*Web page and app entries*:
——————
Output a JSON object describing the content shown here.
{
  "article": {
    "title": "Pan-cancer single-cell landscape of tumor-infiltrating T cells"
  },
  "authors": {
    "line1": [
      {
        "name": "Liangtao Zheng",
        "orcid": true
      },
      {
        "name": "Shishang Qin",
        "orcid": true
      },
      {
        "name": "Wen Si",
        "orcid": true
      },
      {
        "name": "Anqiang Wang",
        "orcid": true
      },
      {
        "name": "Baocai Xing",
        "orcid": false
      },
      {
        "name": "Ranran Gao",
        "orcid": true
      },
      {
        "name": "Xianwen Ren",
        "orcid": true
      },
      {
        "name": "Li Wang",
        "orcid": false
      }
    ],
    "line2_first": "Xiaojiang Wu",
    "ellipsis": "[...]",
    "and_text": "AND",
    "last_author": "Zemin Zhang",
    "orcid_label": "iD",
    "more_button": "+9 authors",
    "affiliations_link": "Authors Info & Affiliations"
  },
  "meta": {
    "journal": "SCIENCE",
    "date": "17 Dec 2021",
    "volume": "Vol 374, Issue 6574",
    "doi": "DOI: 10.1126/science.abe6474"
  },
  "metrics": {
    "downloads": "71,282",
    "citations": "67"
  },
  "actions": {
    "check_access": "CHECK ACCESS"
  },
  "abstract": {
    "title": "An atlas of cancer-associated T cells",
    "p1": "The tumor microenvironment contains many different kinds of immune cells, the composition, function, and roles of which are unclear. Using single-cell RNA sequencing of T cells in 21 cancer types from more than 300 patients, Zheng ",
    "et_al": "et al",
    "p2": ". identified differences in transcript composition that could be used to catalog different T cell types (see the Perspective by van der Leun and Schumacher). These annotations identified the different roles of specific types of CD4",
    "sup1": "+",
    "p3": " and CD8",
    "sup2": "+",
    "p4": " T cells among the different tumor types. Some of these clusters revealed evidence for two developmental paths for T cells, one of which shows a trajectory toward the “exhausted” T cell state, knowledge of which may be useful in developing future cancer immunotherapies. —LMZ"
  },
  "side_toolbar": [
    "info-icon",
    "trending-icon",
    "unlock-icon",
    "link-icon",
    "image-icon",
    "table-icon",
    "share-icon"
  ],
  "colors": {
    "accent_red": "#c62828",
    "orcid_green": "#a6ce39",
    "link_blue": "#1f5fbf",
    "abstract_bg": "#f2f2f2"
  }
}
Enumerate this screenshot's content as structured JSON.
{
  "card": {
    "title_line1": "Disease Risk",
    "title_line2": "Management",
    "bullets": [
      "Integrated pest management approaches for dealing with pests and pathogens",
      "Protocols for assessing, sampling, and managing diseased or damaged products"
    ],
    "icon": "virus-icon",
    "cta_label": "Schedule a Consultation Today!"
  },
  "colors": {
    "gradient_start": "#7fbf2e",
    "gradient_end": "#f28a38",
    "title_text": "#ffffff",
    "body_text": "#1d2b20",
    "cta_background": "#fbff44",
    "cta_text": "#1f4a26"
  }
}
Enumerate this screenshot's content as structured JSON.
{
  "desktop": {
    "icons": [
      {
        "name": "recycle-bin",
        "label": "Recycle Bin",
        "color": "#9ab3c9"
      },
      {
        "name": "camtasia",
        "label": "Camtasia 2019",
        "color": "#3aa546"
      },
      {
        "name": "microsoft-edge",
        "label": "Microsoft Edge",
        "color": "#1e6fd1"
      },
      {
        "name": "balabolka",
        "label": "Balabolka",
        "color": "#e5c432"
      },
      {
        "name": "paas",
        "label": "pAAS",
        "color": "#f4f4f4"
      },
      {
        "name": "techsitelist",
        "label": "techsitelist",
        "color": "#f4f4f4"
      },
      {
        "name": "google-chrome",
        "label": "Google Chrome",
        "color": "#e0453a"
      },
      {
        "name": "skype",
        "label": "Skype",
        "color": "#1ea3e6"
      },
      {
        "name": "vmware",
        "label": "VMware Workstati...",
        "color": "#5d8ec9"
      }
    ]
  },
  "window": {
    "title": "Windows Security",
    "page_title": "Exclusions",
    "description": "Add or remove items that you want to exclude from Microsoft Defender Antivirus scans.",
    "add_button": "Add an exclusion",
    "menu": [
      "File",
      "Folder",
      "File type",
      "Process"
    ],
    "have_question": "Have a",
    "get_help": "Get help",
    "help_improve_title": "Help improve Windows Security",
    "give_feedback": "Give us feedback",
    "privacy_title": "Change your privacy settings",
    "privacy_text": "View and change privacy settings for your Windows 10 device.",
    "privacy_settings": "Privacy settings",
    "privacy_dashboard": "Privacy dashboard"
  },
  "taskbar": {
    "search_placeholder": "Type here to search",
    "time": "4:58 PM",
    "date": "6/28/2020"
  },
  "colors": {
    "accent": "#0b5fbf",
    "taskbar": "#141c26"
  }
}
——————
*Work instructions*: Would you copy all lines in the records where the string "that" appears?

*Answer for the task*:
    "p2": ". identified differences in transcript composition that could be used to catalog different T cell types (see the Perspective by van der Leun and Schumacher). These annotations identified the different roles of specific types of CD4",
    "description": "Add or remove items that you want to exclude from Microsoft Defender Antivirus scans.",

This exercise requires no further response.